[Dataset records]
## Start
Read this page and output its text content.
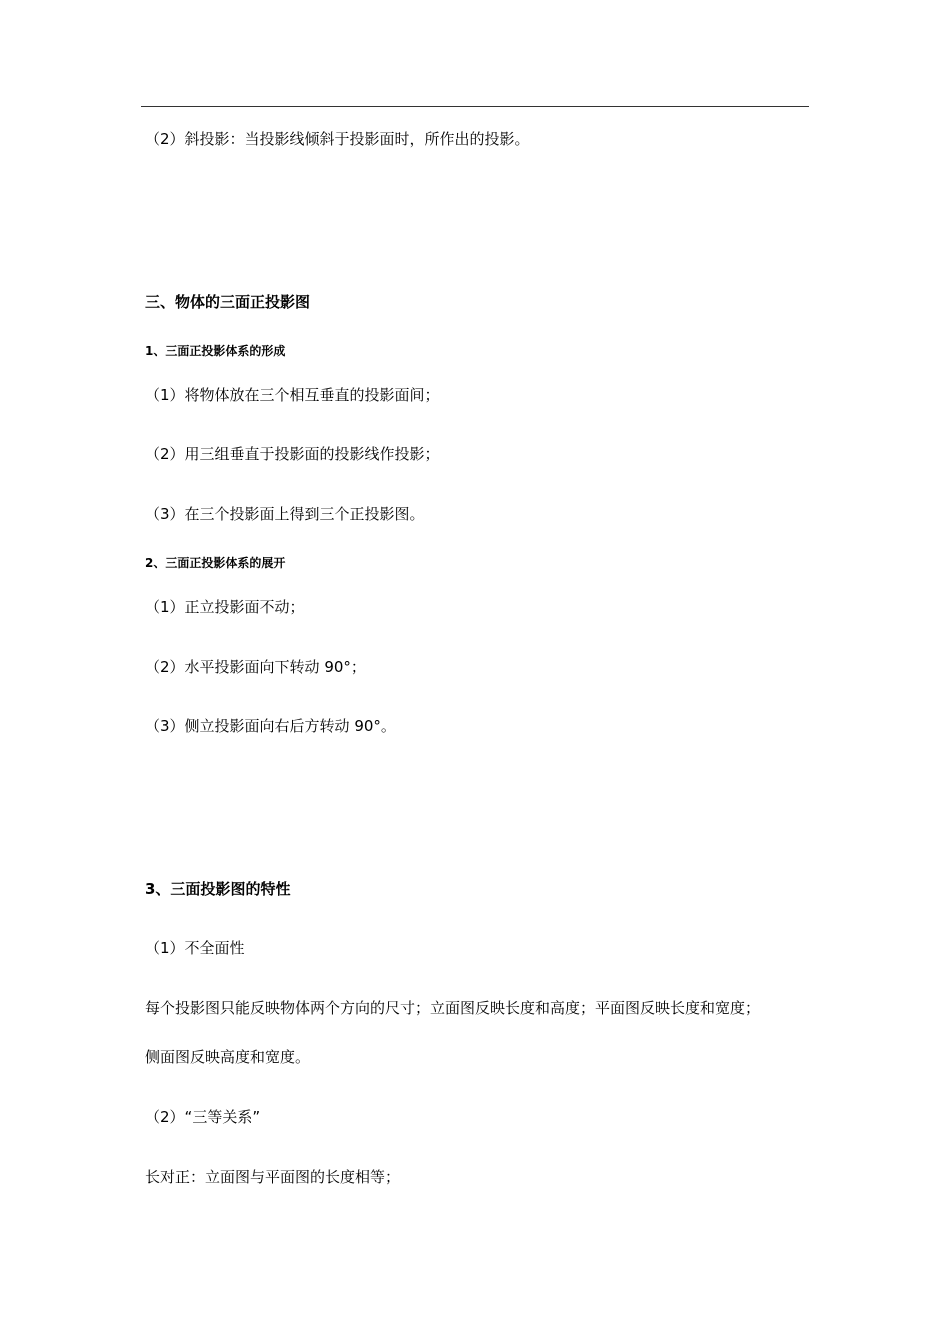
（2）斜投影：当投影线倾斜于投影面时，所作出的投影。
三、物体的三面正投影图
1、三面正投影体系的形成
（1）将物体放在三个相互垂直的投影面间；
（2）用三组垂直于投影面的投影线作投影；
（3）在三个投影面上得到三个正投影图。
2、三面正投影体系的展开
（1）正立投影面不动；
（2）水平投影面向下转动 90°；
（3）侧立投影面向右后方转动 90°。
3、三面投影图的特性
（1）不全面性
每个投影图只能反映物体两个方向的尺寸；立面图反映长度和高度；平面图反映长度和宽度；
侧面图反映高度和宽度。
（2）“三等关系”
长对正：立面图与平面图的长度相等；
## End
Exercise description
Set every line down exactly as written, leaving each picture out.

The answer
Read this page and output its text content.
（2）斜投影：当投影线倾斜于投影面时，所作出的投影。
三、物体的三面正投影图
1、三面正投影体系的形成
（1）将物体放在三个相互垂直的投影面间；
（2）用三组垂直于投影面的投影线作投影；
（3）在三个投影面上得到三个正投影图。
2、三面正投影体系的展开
（1）正立投影面不动；
（2）水平投影面向下转动 90°；
（3）侧立投影面向右后方转动 90°。
3、三面投影图的特性
（1）不全面性
每个投影图只能反映物体两个方向的尺寸；立面图反映长度和高度；平面图反映长度和宽度；
侧面图反映高度和宽度。
（2）“三等关系”
长对正：立面图与平面图的长度相等；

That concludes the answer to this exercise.